» **PROBLEM DETAILS**
Lines containing the string "JSON" are to be counted; report the number and nothing more.

Collected data:
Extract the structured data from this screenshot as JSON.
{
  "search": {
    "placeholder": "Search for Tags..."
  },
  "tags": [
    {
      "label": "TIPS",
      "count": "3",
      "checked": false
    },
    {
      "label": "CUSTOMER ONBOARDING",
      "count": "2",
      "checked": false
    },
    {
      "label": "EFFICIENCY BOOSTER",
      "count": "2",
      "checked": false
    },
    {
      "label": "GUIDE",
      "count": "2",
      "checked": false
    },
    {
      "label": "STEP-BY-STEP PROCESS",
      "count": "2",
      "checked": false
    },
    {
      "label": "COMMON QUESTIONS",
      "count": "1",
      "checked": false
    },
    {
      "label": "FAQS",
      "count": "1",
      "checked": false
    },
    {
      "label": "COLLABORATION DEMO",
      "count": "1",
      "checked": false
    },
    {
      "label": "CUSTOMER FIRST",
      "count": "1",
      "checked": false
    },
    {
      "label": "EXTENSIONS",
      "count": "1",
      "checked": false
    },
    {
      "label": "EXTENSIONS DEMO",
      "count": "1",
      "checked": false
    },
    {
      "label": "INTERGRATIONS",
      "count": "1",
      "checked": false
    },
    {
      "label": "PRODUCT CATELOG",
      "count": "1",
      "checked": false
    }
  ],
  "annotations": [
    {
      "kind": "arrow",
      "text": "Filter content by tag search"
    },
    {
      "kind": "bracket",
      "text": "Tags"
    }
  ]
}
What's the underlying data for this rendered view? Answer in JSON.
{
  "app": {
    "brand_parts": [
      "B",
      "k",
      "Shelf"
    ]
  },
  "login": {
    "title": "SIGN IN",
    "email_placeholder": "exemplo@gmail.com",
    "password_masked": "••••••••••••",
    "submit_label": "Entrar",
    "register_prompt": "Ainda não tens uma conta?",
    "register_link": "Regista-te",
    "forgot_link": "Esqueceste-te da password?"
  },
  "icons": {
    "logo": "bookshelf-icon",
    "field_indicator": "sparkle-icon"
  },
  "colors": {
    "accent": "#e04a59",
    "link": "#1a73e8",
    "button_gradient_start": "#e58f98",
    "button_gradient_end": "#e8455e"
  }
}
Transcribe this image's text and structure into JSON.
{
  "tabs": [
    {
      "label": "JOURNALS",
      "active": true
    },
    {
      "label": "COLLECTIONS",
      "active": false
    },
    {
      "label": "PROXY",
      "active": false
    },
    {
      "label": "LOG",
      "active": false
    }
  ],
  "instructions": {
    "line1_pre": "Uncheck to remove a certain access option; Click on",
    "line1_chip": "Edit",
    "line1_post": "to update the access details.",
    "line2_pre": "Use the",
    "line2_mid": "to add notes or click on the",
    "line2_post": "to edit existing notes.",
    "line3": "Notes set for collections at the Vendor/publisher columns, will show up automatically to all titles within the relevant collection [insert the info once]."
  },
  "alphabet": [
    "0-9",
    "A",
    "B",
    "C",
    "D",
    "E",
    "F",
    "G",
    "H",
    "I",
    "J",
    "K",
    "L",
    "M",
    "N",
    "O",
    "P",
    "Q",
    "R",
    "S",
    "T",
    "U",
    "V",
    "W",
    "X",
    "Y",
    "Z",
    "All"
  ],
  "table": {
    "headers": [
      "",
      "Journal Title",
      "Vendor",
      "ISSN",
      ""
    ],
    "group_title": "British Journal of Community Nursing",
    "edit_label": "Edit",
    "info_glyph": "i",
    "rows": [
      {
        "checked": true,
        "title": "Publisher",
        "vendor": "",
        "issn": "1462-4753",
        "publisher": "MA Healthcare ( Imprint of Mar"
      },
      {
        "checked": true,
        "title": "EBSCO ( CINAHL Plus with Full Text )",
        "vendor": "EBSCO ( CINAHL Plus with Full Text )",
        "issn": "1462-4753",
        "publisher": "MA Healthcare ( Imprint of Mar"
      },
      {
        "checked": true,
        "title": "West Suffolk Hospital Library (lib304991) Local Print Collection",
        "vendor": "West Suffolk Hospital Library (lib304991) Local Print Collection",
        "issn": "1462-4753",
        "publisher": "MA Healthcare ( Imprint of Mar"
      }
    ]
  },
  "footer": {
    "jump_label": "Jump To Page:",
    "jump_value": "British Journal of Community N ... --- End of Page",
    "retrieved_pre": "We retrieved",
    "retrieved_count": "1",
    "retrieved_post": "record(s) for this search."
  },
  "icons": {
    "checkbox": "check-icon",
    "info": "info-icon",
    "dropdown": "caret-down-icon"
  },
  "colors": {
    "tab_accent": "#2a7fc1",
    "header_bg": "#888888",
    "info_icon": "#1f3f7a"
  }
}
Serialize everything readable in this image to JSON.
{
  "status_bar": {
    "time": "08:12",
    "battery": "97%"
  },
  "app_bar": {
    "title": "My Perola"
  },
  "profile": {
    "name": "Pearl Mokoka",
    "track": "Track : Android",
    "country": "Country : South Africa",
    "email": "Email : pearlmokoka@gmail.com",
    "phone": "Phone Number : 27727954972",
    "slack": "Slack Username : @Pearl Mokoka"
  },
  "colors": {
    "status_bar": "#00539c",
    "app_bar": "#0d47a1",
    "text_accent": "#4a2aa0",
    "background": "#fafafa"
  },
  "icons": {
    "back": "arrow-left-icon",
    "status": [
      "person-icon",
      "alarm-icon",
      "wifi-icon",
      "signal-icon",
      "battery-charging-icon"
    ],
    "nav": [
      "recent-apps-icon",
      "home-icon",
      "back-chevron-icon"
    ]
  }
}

» **OUTPUT FOR THIS EXERCISE**
4